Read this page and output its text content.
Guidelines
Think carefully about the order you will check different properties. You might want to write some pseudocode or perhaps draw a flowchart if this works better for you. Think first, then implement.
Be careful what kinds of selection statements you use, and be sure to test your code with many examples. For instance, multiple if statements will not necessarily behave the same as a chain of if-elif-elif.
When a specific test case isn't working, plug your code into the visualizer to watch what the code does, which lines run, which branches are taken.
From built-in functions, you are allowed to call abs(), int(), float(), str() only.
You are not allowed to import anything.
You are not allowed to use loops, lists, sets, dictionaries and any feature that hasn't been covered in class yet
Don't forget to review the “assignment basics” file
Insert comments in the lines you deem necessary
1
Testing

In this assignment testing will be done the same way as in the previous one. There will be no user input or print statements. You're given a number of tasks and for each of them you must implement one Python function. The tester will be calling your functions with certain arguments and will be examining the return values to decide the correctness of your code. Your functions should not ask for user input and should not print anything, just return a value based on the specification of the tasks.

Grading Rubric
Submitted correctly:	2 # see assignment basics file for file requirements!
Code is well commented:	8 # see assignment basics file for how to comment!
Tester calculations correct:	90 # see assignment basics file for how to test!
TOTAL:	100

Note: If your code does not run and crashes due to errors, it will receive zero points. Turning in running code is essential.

* INSTRUCTIONS TO FOLLOW
Every line in the data above that contains "does" needs to be copied.

* TASK RESPONSE
When a specific test case isn't working, plug your code into the visualizer to watch what the code does, which lines run, which branches are taken.
Note: If your code does not run and crashes due to errors, it will receive zero points. Turning in running code is essential.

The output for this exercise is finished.